## Record excerpts
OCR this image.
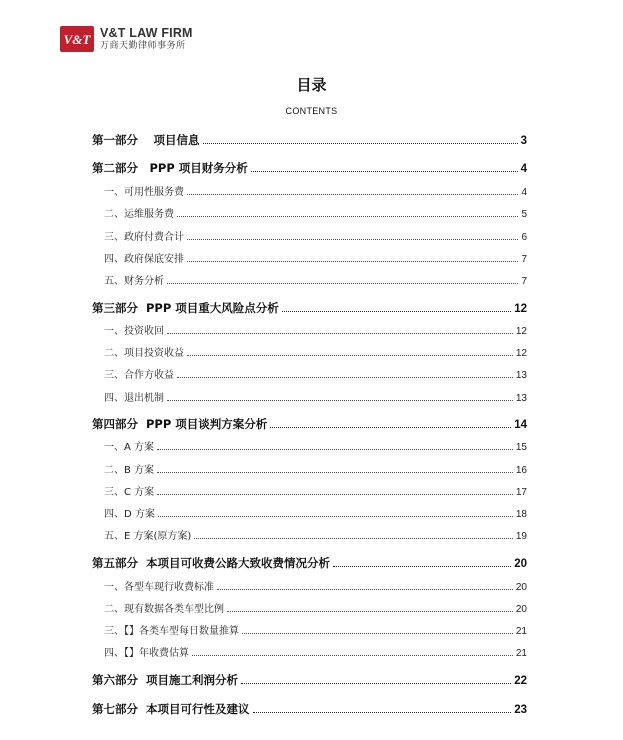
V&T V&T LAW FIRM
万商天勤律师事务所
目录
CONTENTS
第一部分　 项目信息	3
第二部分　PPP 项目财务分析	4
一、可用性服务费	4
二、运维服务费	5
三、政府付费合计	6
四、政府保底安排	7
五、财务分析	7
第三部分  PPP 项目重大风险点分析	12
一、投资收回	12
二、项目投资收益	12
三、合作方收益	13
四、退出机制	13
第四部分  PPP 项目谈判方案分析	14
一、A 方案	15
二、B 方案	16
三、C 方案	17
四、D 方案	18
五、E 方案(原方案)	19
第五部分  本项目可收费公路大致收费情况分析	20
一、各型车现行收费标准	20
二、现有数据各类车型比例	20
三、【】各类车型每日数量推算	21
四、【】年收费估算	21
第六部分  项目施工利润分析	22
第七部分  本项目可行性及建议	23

## What needs to be done
Restate the records word for word, omitting images.

## Written response
OCR this image.
V&T V&T LAW FIRM
万商天勤律师事务所
目录
CONTENTS
第一部分　 项目信息	3
第二部分　PPP 项目财务分析	4
一、可用性服务费	4
二、运维服务费	5
三、政府付费合计	6
四、政府保底安排	7
五、财务分析	7
第三部分  PPP 项目重大风险点分析	12
一、投资收回	12
二、项目投资收益	12
三、合作方收益	13
四、退出机制	13
第四部分  PPP 项目谈判方案分析	14
一、A 方案	15
二、B 方案	16
三、C 方案	17
四、D 方案	18
五、E 方案(原方案)	19
第五部分  本项目可收费公路大致收费情况分析	20
一、各型车现行收费标准	20
二、现有数据各类车型比例	20
三、【】各类车型每日数量推算	21
四、【】年收费估算	21
第六部分  项目施工利润分析	22
第七部分  本项目可行性及建议	23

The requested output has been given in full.